> **What is needed**: Identify all lines below that hold "article" and collect them.

═════ Data provided ═════

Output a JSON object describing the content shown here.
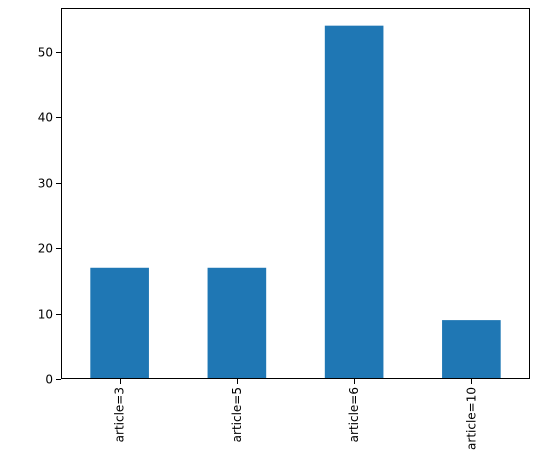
{
  "chart_data": {
    "type": "bar",
    "categories": [
      "article=3",
      "article=5",
      "article=6",
      "article=10"
    ],
    "values": [
      17,
      17,
      54,
      9
    ],
    "title": "",
    "xlabel": "",
    "ylabel": "",
    "ylim": [
      0,
      56.7
    ],
    "yticks": [
      0,
      10,
      20,
      30,
      40,
      50
    ],
    "grid": false,
    "legend": "none",
    "colors": {
      "bar": "#1f77b4",
      "axis": "#000000",
      "background": "#ffffff"
    }
  }
}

═════

> **Full answer**:
      "article=3",
      "article=5",
      "article=6",
      "article=10"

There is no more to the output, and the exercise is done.